Go through the entries below and pick out every line with "name".

[Start of Records to use]

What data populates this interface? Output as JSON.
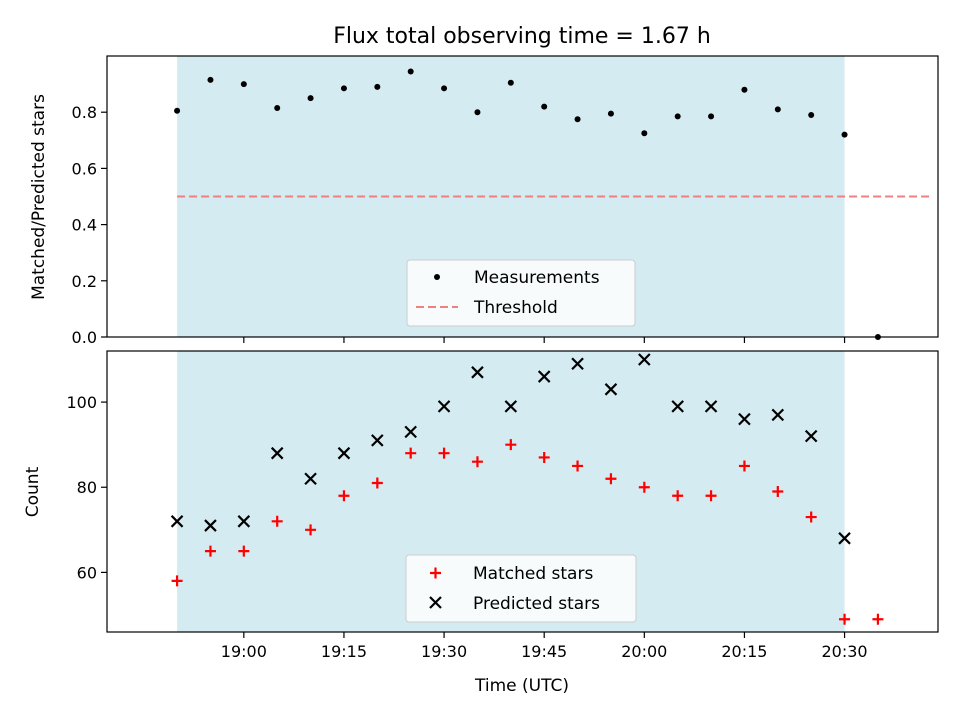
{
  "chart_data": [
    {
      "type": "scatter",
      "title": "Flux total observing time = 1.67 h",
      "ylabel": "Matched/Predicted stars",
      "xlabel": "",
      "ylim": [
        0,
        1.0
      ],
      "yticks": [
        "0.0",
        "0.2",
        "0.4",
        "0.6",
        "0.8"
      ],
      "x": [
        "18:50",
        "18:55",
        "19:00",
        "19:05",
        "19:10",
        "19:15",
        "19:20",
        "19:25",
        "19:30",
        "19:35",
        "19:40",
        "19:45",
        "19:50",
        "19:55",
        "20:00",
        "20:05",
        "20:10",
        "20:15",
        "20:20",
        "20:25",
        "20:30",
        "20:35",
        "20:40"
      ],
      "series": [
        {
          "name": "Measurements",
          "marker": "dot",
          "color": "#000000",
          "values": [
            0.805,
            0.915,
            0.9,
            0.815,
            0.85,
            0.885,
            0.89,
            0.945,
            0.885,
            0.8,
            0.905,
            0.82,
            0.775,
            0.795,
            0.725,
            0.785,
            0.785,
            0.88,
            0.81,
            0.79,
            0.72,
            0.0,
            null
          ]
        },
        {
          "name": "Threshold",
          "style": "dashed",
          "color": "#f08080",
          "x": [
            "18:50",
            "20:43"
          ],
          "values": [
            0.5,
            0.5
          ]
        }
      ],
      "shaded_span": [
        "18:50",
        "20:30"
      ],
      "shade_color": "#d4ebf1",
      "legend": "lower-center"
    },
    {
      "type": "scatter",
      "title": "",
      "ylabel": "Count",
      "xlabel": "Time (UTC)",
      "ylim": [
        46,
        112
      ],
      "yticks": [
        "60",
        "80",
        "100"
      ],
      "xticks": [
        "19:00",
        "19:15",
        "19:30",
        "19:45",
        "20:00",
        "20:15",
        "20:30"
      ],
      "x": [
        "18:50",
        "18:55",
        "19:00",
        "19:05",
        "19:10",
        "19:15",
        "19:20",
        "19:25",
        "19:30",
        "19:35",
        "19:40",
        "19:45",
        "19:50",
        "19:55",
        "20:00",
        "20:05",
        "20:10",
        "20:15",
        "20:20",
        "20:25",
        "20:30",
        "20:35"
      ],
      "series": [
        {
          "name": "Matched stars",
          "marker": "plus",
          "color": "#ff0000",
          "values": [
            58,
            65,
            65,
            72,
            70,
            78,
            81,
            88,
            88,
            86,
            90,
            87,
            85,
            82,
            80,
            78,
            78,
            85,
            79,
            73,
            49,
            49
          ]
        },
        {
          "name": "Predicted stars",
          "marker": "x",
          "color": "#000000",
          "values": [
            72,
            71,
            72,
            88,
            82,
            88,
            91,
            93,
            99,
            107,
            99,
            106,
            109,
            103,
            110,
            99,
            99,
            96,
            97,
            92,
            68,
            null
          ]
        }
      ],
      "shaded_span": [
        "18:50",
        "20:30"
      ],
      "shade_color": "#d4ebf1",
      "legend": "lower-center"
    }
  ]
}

[End of Records to use]

• _Complete answer_:
          "name": "Measurements",
          "name": "Threshold",
          "name": "Matched stars",
          "name": "Predicted stars",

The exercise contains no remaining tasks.